[Work to be completed]
Single out the lines that include the word "text". Copy them.
☆ ☆ ☆ ☆ ☆ ☆ ☆
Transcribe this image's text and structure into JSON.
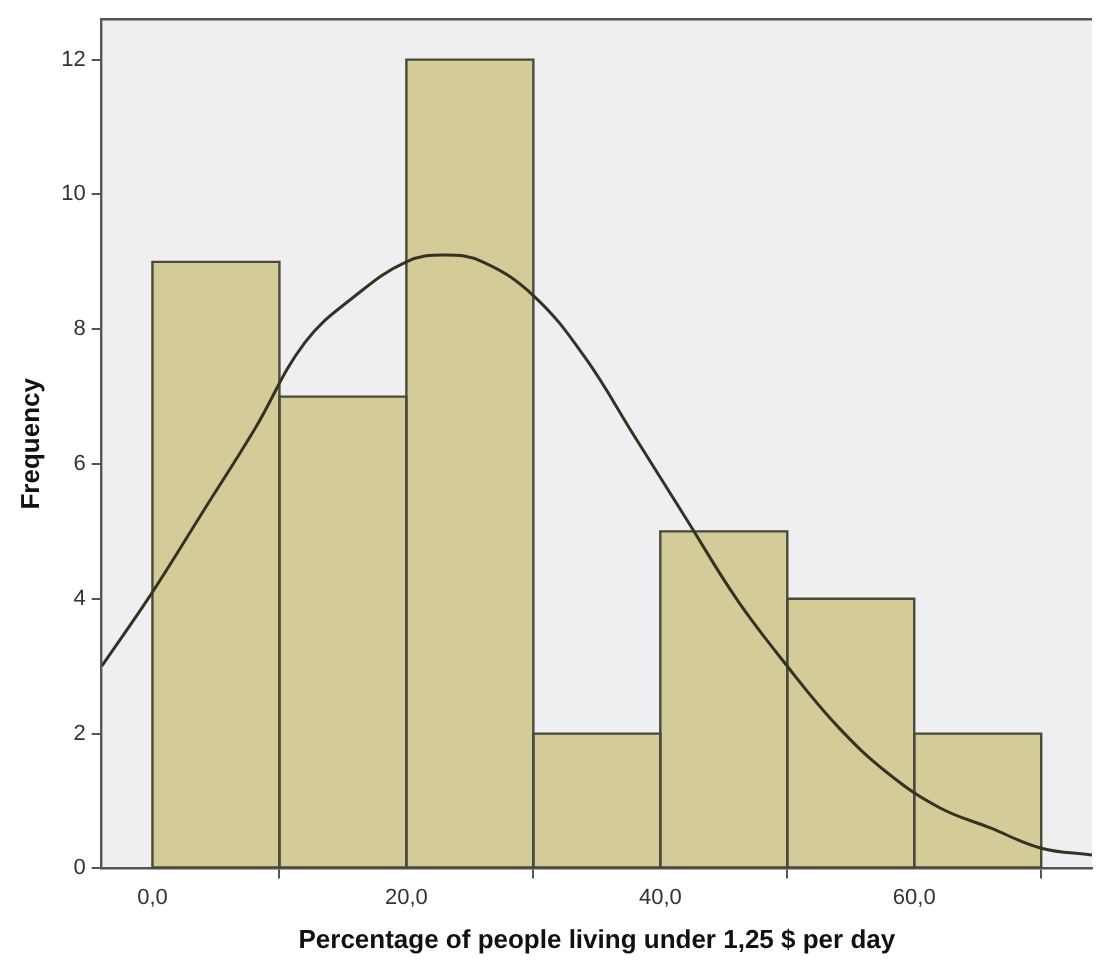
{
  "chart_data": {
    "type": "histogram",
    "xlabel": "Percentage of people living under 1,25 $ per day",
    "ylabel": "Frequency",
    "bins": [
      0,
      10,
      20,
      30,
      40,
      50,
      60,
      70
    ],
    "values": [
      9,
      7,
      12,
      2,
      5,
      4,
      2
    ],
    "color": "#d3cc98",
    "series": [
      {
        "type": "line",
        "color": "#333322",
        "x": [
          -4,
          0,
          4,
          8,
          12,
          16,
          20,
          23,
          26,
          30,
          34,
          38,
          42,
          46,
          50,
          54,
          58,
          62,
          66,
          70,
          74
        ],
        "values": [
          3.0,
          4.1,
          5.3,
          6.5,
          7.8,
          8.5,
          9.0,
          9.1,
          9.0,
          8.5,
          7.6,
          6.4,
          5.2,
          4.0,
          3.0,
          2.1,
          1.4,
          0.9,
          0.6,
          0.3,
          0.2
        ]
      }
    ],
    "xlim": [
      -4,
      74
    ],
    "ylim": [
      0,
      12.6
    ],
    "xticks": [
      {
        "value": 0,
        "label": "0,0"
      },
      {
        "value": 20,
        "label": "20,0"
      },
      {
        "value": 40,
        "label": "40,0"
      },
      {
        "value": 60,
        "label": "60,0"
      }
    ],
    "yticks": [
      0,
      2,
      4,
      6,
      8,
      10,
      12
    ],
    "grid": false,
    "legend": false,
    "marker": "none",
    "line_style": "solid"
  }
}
☆ ☆ ☆ ☆ ☆ ☆ ☆
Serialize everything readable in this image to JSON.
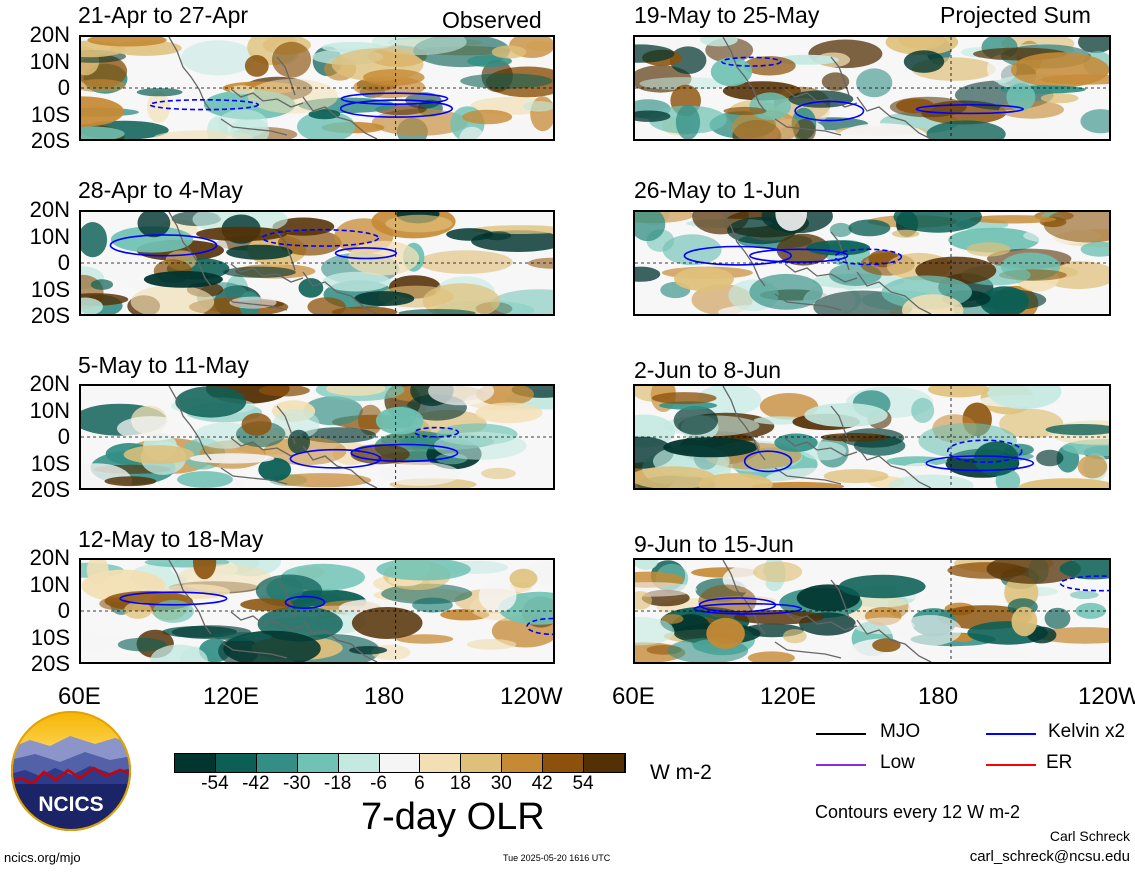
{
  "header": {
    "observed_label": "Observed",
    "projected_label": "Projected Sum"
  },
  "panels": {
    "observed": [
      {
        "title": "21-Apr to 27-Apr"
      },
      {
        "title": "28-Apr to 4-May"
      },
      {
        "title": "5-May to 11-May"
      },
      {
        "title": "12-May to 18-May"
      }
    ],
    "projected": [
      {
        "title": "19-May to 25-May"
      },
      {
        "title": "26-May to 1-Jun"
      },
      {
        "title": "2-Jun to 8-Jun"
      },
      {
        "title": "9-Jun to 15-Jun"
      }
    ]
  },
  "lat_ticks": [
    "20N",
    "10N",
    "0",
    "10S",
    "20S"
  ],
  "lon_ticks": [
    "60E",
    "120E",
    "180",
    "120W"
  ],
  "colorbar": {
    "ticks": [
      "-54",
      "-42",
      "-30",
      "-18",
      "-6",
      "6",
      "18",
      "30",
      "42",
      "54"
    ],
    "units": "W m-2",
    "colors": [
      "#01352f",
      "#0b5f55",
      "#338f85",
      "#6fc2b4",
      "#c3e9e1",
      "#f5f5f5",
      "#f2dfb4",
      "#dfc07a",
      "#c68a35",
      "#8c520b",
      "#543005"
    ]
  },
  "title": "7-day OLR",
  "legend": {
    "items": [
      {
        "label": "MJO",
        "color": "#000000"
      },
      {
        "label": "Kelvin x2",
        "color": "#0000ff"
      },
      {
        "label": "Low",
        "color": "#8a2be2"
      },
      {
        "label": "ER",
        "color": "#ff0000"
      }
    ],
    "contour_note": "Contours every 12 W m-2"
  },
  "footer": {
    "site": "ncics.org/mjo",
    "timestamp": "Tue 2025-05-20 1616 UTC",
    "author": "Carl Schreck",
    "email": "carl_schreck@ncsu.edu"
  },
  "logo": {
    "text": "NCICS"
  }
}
☆ ☆ ☆ ☆ ☆ ☆ ☆
[Expected answer]
Transcribe this image's text and structure into JSON.
    "text": "NCICS"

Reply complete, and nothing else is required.